-- Written problem --
Provide an exact transcription of all the records.

--- start of Entries ---

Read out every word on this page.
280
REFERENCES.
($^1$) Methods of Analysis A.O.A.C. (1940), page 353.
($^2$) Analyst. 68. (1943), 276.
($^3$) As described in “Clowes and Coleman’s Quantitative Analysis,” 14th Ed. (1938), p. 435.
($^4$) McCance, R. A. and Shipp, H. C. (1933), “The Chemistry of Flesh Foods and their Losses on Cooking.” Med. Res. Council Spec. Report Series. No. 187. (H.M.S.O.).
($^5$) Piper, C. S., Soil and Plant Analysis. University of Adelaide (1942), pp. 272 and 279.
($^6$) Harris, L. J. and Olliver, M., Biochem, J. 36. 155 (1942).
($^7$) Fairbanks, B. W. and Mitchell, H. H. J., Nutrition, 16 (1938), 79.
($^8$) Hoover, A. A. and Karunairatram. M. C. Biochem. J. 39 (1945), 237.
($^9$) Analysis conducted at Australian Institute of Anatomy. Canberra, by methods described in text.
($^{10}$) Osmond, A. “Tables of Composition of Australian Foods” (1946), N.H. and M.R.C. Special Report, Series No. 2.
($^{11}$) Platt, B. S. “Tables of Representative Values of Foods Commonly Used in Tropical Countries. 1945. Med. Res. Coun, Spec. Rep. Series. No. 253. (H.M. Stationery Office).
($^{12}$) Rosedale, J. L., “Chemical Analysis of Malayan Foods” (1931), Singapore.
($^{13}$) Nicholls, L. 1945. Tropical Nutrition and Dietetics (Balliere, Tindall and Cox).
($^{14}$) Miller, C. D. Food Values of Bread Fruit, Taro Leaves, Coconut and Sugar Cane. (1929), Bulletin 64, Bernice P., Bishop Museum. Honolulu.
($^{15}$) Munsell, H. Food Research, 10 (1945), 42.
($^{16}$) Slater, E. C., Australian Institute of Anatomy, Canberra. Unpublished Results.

--- end of Entries ---

-- Final result --
Read out every word on this page.
280
REFERENCES.
($^1$) Methods of Analysis A.O.A.C. (1940), page 353.
($^2$) Analyst. 68. (1943), 276.
($^3$) As described in “Clowes and Coleman’s Quantitative Analysis,” 14th Ed. (1938), p. 435.
($^4$) McCance, R. A. and Shipp, H. C. (1933), “The Chemistry of Flesh Foods and their Losses on Cooking.” Med. Res. Council Spec. Report Series. No. 187. (H.M.S.O.).
($^5$) Piper, C. S., Soil and Plant Analysis. University of Adelaide (1942), pp. 272 and 279.
($^6$) Harris, L. J. and Olliver, M., Biochem, J. 36. 155 (1942).
($^7$) Fairbanks, B. W. and Mitchell, H. H. J., Nutrition, 16 (1938), 79.
($^8$) Hoover, A. A. and Karunairatram. M. C. Biochem. J. 39 (1945), 237.
($^9$) Analysis conducted at Australian Institute of Anatomy. Canberra, by methods described in text.
($^{10}$) Osmond, A. “Tables of Composition of Australian Foods” (1946), N.H. and M.R.C. Special Report, Series No. 2.
($^{11}$) Platt, B. S. “Tables of Representative Values of Foods Commonly Used in Tropical Countries. 1945. Med. Res. Coun, Spec. Rep. Series. No. 253. (H.M. Stationery Office).
($^{12}$) Rosedale, J. L., “Chemical Analysis of Malayan Foods” (1931), Singapore.
($^{13}$) Nicholls, L. 1945. Tropical Nutrition and Dietetics (Balliere, Tindall and Cox).
($^{14}$) Miller, C. D. Food Values of Bread Fruit, Taro Leaves, Coconut and Sugar Cane. (1929), Bulletin 64, Bernice P., Bishop Museum. Honolulu.
($^{15}$) Munsell, H. Food Research, 10 (1945), 42.
($^{16}$) Slater, E. C., Australian Institute of Anatomy, Canberra. Unpublished Results.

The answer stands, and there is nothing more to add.